DIRECTIVE –
Print, exactly as given, each line of the data from the line containing "Type out the text in this image." up to and including its last line.

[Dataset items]

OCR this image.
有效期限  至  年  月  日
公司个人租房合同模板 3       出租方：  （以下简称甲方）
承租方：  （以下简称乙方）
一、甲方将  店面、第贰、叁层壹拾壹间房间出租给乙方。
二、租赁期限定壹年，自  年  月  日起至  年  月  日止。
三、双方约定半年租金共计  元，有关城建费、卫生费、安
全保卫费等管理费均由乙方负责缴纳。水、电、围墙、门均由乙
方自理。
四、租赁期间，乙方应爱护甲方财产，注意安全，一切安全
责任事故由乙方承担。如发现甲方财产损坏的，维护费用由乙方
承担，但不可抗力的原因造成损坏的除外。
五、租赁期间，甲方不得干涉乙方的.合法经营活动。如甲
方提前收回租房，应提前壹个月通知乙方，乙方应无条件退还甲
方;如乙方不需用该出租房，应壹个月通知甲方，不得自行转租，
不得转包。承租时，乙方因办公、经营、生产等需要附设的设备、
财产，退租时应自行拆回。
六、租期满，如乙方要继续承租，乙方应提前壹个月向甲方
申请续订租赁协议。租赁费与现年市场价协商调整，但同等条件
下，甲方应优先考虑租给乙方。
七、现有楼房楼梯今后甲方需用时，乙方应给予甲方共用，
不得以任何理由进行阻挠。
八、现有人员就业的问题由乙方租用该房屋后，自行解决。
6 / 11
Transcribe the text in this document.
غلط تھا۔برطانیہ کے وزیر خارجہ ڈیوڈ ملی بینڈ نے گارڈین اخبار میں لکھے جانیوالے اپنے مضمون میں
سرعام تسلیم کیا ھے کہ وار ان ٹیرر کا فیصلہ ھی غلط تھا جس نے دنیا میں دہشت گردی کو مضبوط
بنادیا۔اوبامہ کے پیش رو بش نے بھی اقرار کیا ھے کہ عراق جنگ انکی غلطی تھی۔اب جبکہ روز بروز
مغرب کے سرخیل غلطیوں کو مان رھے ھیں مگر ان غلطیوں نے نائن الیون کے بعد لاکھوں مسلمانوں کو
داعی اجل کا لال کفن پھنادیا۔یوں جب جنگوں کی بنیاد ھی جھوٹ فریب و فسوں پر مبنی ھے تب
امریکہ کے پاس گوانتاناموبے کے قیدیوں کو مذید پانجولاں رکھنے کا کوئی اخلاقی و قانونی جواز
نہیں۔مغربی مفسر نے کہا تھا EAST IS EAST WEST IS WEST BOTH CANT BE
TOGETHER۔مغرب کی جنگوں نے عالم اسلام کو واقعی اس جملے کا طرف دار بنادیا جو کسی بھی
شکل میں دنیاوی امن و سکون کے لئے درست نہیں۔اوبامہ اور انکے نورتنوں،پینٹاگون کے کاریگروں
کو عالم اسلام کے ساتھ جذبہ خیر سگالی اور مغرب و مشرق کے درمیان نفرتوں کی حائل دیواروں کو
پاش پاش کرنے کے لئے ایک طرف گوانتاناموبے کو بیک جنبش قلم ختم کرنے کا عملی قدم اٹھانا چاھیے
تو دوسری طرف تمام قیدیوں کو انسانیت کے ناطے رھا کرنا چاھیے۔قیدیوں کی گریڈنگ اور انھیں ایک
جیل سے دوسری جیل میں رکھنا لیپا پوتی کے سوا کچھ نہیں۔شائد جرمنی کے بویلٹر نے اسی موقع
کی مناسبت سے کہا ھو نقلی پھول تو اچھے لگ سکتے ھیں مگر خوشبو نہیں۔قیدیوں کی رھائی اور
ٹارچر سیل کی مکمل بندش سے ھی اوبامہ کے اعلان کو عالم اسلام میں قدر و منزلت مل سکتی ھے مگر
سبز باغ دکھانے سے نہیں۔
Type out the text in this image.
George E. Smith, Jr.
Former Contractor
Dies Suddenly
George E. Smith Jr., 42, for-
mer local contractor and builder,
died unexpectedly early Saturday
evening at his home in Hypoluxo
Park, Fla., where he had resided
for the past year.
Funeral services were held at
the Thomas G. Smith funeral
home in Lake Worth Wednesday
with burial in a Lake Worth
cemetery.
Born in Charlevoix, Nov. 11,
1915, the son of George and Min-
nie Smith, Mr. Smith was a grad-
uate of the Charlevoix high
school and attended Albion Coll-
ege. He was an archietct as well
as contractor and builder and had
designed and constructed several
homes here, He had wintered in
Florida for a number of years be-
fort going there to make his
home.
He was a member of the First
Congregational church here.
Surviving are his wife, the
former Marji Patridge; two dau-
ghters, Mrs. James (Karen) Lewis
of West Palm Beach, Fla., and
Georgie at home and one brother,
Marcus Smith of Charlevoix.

SOLUTION FOR THIS TASK –
Type out the text in this image.
George E. Smith, Jr.
Former Contractor
Dies Suddenly
George E. Smith Jr., 42, for-
mer local contractor and builder,
died unexpectedly early Saturday
evening at his home in Hypoluxo
Park, Fla., where he had resided
for the past year.
Funeral services were held at
the Thomas G. Smith funeral
home in Lake Worth Wednesday
with burial in a Lake Worth
cemetery.
Born in Charlevoix, Nov. 11,
1915, the son of George and Min-
nie Smith, Mr. Smith was a grad-
uate of the Charlevoix high
school and attended Albion Coll-
ege. He was an archietct as well
as contractor and builder and had
designed and constructed several
homes here, He had wintered in
Florida for a number of years be-
fort going there to make his
home.
He was a member of the First
Congregational church here.
Surviving are his wife, the
former Marji Patridge; two dau-
ghters, Mrs. James (Karen) Lewis
of West Palm Beach, Fla., and
Georgie at home and one brother,
Marcus Smith of Charlevoix.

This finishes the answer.